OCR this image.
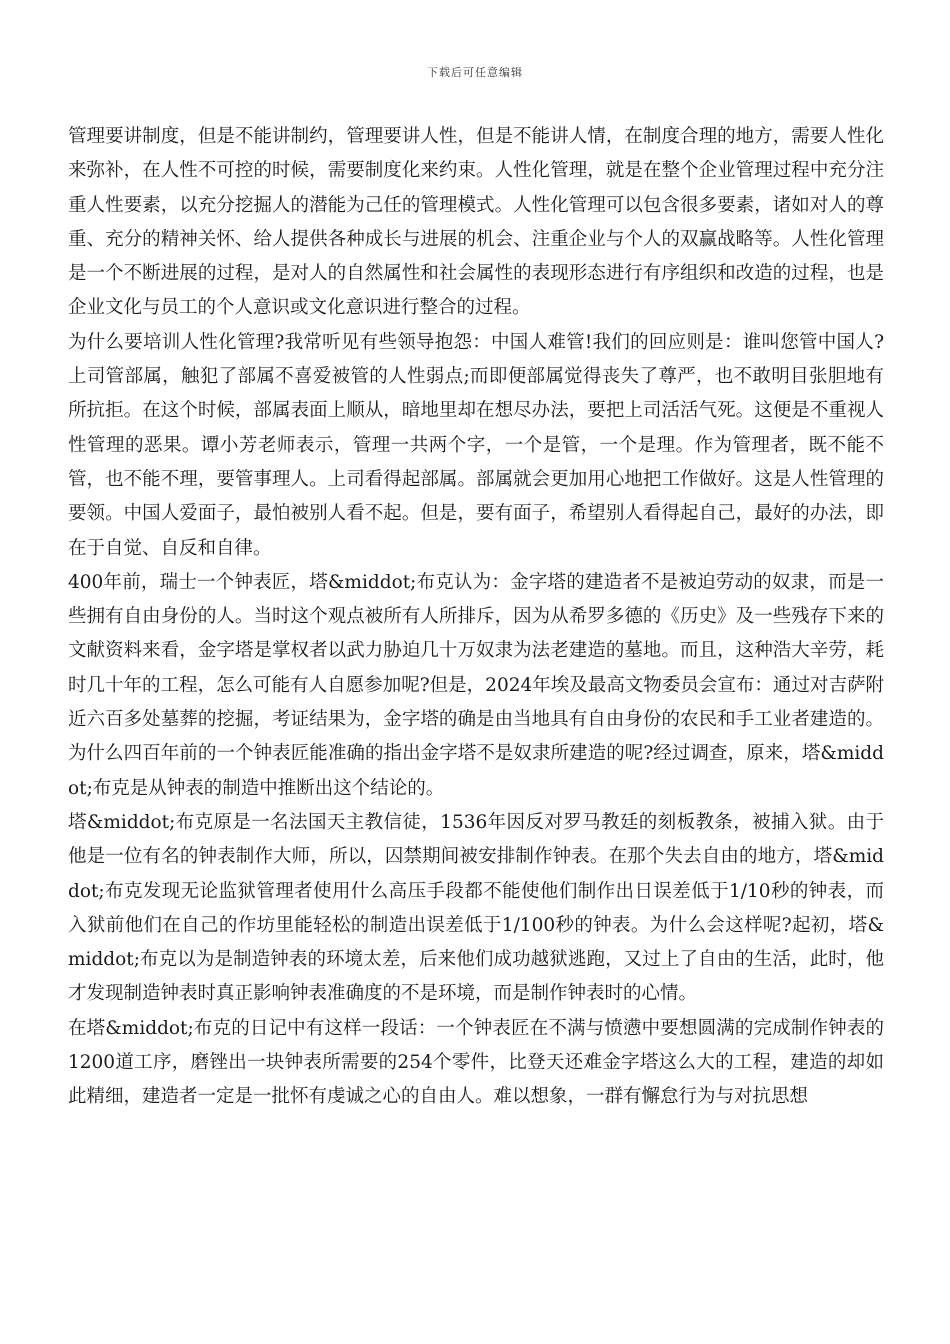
下载后可任意编辑

管理要讲制度，但是不能讲制约，管理要讲人性，但是不能讲人情，在制度合理的地方，需要人性化来弥补，在人性不可控的时候，需要制度化来约束。人性化管理，就是在整个企业管理过程中充分注重人性要素，以充分挖掘人的潜能为己任的管理模式。人性化管理可以包含很多要素，诸如对人的尊重、充分的精神关怀、给人提供各种成长与进展的机会、注重企业与个人的双赢战略等。人性化管理是一个不断进展的过程，是对人的自然属性和社会属性的表现形态进行有序组织和改造的过程，也是企业文化与员工的个人意识或文化意识进行整合的过程。

为什么要培训人性化管理?我常听见有些领导抱怨：中国人难管!我们的回应则是：谁叫您管中国人?上司管部属，触犯了部属不喜爱被管的人性弱点;而即便部属觉得丧失了尊严，也不敢明目张胆地有所抗拒。在这个时候，部属表面上顺从，暗地里却在想尽办法，要把上司活活气死。这便是不重视人性管理的恶果。谭小芳老师表示，管理一共两个字，一个是管，一个是理。作为管理者，既不能不管，也不能不理，要管事理人。上司看得起部属。部属就会更加用心地把工作做好。这是人性管理的要领。中国人爱面子，最怕被别人看不起。但是，要有面子，希望别人看得起自己，最好的办法，即在于自觉、自反和自律。

400年前，瑞士一个钟表匠，塔&middot;布克认为：金字塔的建造者不是被迫劳动的奴隶，而是一些拥有自由身份的人。当时这个观点被所有人所排斥，因为从希罗多德的《历史》及一些残存下来的文献资料来看，金字塔是掌权者以武力胁迫几十万奴隶为法老建造的墓地。而且，这种浩大辛劳，耗时几十年的工程，怎么可能有人自愿参加呢?但是，2024年埃及最高文物委员会宣布：通过对吉萨附近六百多处墓葬的挖掘，考证结果为，金字塔的确是由当地具有自由身份的农民和手工业者建造的。为什么四百年前的一个钟表匠能准确的指出金字塔不是奴隶所建造的呢?经过调查，原来，塔&middot;布克是从钟表的制造中推断出这个结论的。

塔&middot;布克原是一名法国天主教信徒，1536年因反对罗马教廷的刻板教条，被捕入狱。由于他是一位有名的钟表制作大师，所以，囚禁期间被安排制作钟表。在那个失去自由的地方，塔&middot;布克发现无论监狱管理者使用什么高压手段都不能使他们制作出日误差低于1/10秒的钟表，而入狱前他们在自己的作坊里能轻松的制造出误差低于1/100秒的钟表。为什么会这样呢?起初，塔&middot;布克以为是制造钟表的环境太差，后来他们成功越狱逃跑，又过上了自由的生活，此时，他才发现制造钟表时真正影响钟表准确度的不是环境，而是制作钟表时的心情。

在塔&middot;布克的日记中有这样一段话：一个钟表匠在不满与愤懑中要想圆满的完成制作钟表的1200道工序，磨锉出一块钟表所需要的254个零件，比登天还难金字塔这么大的工程，建造的却如此精细，建造者一定是一批怀有虔诚之心的自由人。难以想象，一群有懈怠行为与对抗思想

^^^^

- [Aim of the task]:
Each record above should come back exactly the same, only without its pictures.

- [Answer to this exercise]:
OCR this image.
下载后可任意编辑

管理要讲制度，但是不能讲制约，管理要讲人性，但是不能讲人情，在制度合理的地方，需要人性化来弥补，在人性不可控的时候，需要制度化来约束。人性化管理，就是在整个企业管理过程中充分注重人性要素，以充分挖掘人的潜能为己任的管理模式。人性化管理可以包含很多要素，诸如对人的尊重、充分的精神关怀、给人提供各种成长与进展的机会、注重企业与个人的双赢战略等。人性化管理是一个不断进展的过程，是对人的自然属性和社会属性的表现形态进行有序组织和改造的过程，也是企业文化与员工的个人意识或文化意识进行整合的过程。

为什么要培训人性化管理?我常听见有些领导抱怨：中国人难管!我们的回应则是：谁叫您管中国人?上司管部属，触犯了部属不喜爱被管的人性弱点;而即便部属觉得丧失了尊严，也不敢明目张胆地有所抗拒。在这个时候，部属表面上顺从，暗地里却在想尽办法，要把上司活活气死。这便是不重视人性管理的恶果。谭小芳老师表示，管理一共两个字，一个是管，一个是理。作为管理者，既不能不管，也不能不理，要管事理人。上司看得起部属。部属就会更加用心地把工作做好。这是人性管理的要领。中国人爱面子，最怕被别人看不起。但是，要有面子，希望别人看得起自己，最好的办法，即在于自觉、自反和自律。

400年前，瑞士一个钟表匠，塔&middot;布克认为：金字塔的建造者不是被迫劳动的奴隶，而是一些拥有自由身份的人。当时这个观点被所有人所排斥，因为从希罗多德的《历史》及一些残存下来的文献资料来看，金字塔是掌权者以武力胁迫几十万奴隶为法老建造的墓地。而且，这种浩大辛劳，耗时几十年的工程，怎么可能有人自愿参加呢?但是，2024年埃及最高文物委员会宣布：通过对吉萨附近六百多处墓葬的挖掘，考证结果为，金字塔的确是由当地具有自由身份的农民和手工业者建造的。为什么四百年前的一个钟表匠能准确的指出金字塔不是奴隶所建造的呢?经过调查，原来，塔&middot;布克是从钟表的制造中推断出这个结论的。

塔&middot;布克原是一名法国天主教信徒，1536年因反对罗马教廷的刻板教条，被捕入狱。由于他是一位有名的钟表制作大师，所以，囚禁期间被安排制作钟表。在那个失去自由的地方，塔&middot;布克发现无论监狱管理者使用什么高压手段都不能使他们制作出日误差低于1/10秒的钟表，而入狱前他们在自己的作坊里能轻松的制造出误差低于1/100秒的钟表。为什么会这样呢?起初，塔&middot;布克以为是制造钟表的环境太差，后来他们成功越狱逃跑，又过上了自由的生活，此时，他才发现制造钟表时真正影响钟表准确度的不是环境，而是制作钟表时的心情。

在塔&middot;布克的日记中有这样一段话：一个钟表匠在不满与愤懑中要想圆满的完成制作钟表的1200道工序，磨锉出一块钟表所需要的254个零件，比登天还难金字塔这么大的工程，建造的却如此精细，建造者一定是一批怀有虔诚之心的自由人。难以想象，一群有懈怠行为与对抗思想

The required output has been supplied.